* **WHAT YOU SHOULD DO**:
Copy every line from the records below that holds the word "زيادة".
====== RECORDS PROVIDED ======
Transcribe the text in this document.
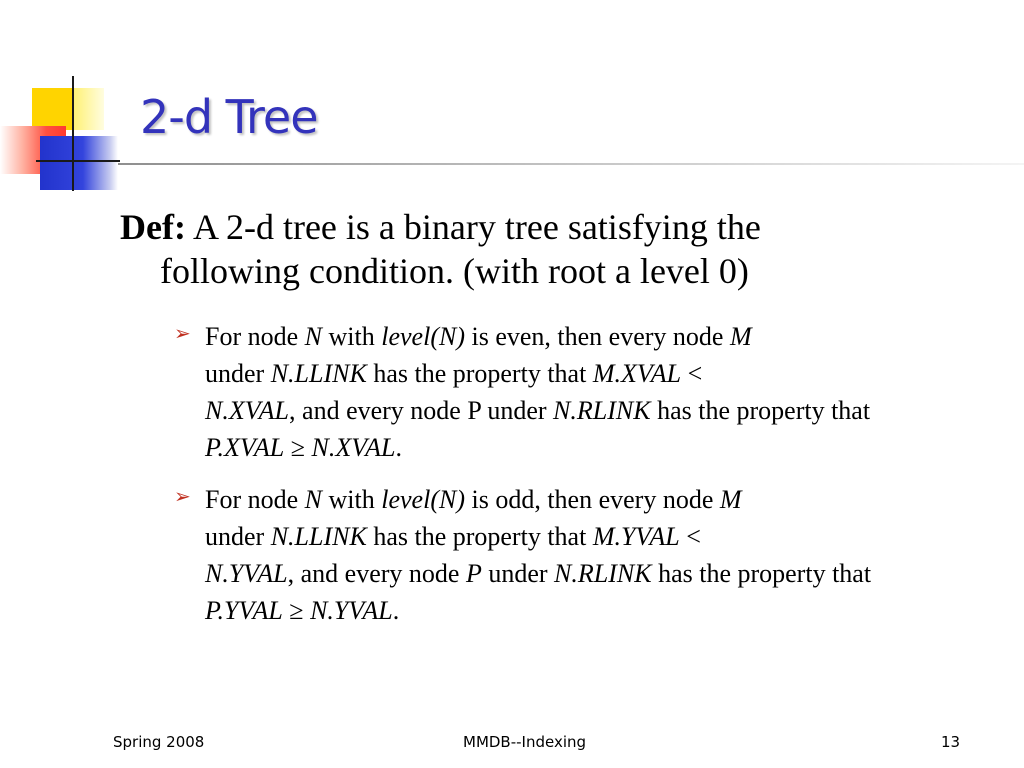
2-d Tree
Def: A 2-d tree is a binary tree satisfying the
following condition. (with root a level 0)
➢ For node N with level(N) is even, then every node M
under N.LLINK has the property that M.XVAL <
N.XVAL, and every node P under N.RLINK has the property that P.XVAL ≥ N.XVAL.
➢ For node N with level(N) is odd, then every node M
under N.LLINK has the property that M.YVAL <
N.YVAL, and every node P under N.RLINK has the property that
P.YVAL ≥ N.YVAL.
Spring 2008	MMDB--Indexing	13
======
====== RECORDS PROVIDED ======
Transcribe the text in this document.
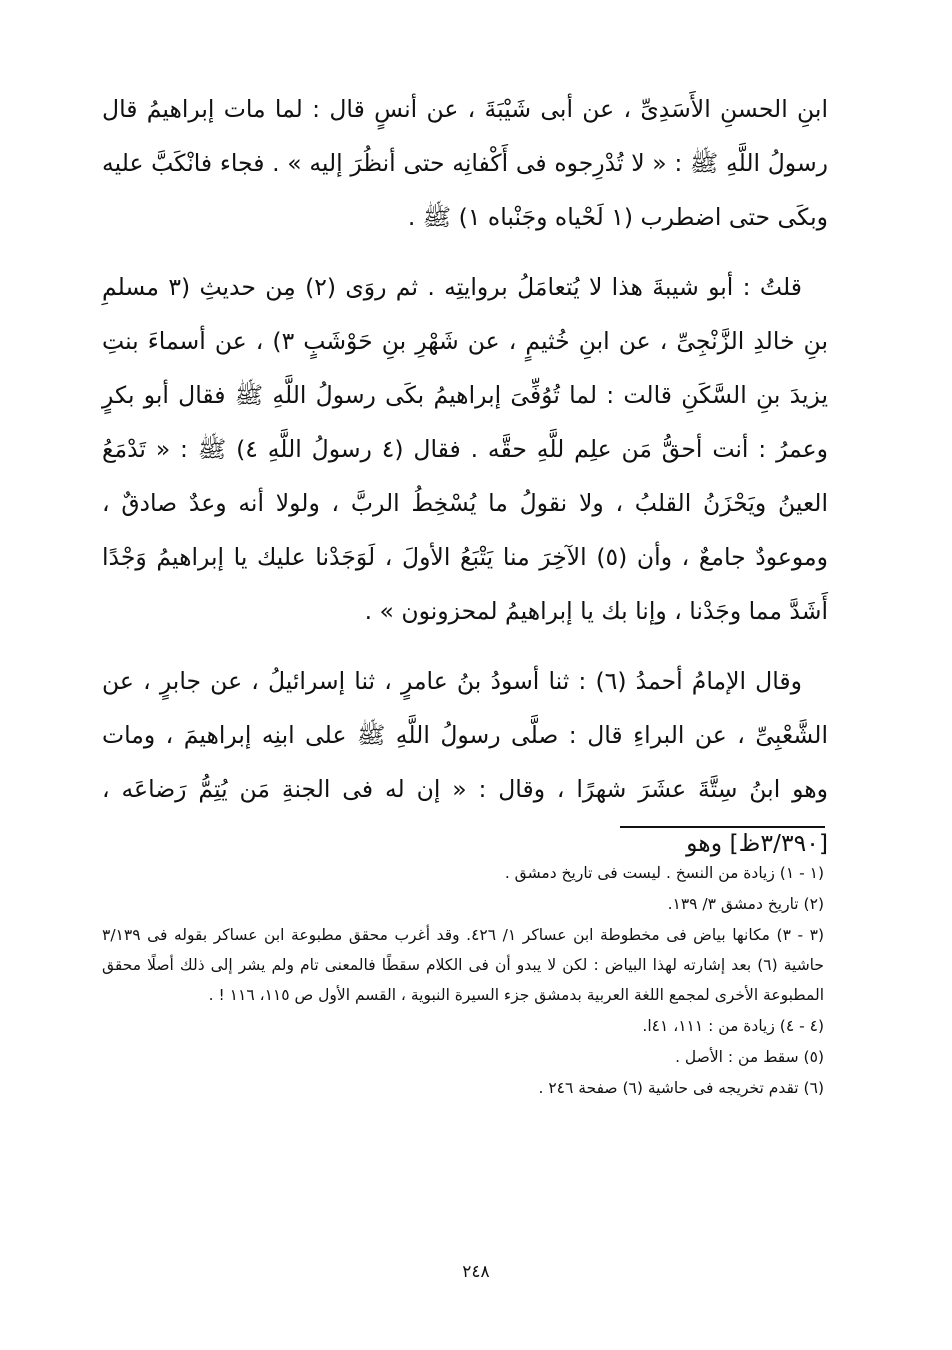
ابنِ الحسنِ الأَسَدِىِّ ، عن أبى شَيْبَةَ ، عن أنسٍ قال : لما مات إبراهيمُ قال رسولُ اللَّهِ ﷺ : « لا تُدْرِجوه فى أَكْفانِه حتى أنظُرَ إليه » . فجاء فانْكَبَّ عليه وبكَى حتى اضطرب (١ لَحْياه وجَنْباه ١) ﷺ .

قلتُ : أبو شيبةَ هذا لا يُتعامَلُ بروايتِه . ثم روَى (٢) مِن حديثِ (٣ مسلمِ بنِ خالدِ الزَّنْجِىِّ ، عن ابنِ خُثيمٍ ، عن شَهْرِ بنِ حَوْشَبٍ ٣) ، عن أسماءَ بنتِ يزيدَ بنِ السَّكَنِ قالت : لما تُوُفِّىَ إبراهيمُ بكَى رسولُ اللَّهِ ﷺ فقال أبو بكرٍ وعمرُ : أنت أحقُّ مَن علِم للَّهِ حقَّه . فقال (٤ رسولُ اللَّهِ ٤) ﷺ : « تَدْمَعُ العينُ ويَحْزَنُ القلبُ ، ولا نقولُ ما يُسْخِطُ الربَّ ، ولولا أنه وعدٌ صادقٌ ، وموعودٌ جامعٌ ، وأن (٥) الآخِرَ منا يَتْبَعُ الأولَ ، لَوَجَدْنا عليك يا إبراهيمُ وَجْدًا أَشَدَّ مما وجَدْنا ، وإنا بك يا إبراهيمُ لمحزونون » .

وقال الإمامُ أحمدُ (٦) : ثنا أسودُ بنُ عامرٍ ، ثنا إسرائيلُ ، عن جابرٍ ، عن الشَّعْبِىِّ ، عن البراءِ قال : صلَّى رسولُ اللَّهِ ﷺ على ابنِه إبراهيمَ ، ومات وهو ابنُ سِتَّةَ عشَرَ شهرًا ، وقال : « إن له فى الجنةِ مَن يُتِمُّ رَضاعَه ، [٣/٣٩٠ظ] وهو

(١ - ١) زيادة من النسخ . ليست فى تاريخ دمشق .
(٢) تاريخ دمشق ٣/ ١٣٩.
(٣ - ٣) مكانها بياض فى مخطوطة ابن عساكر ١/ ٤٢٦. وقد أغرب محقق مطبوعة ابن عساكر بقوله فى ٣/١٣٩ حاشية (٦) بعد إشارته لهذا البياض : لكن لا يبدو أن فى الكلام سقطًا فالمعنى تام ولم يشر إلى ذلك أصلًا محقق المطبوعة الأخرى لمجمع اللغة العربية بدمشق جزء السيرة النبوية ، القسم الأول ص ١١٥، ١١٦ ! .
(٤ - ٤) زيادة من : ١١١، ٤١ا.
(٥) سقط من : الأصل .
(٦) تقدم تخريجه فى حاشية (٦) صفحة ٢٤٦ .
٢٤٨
======
* **THE COMPLETED TASK**:
(١ - ١) زيادة من النسخ . ليست فى تاريخ دمشق .
(٤ - ٤) زيادة من : ١١١، ٤١ا.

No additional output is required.